## [Prompt]
Look over the entries that follow and work out how many lines contain "such". State the number only.

Data listing

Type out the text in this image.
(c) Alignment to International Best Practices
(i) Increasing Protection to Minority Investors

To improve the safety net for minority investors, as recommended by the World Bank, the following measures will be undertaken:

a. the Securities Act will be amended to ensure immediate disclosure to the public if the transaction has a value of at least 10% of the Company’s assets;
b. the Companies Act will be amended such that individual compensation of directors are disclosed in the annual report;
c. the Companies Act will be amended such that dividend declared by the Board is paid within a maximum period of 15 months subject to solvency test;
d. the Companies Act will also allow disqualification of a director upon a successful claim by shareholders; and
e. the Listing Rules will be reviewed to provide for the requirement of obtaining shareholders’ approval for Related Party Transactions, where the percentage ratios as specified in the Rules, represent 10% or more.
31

## [Problem solution]
2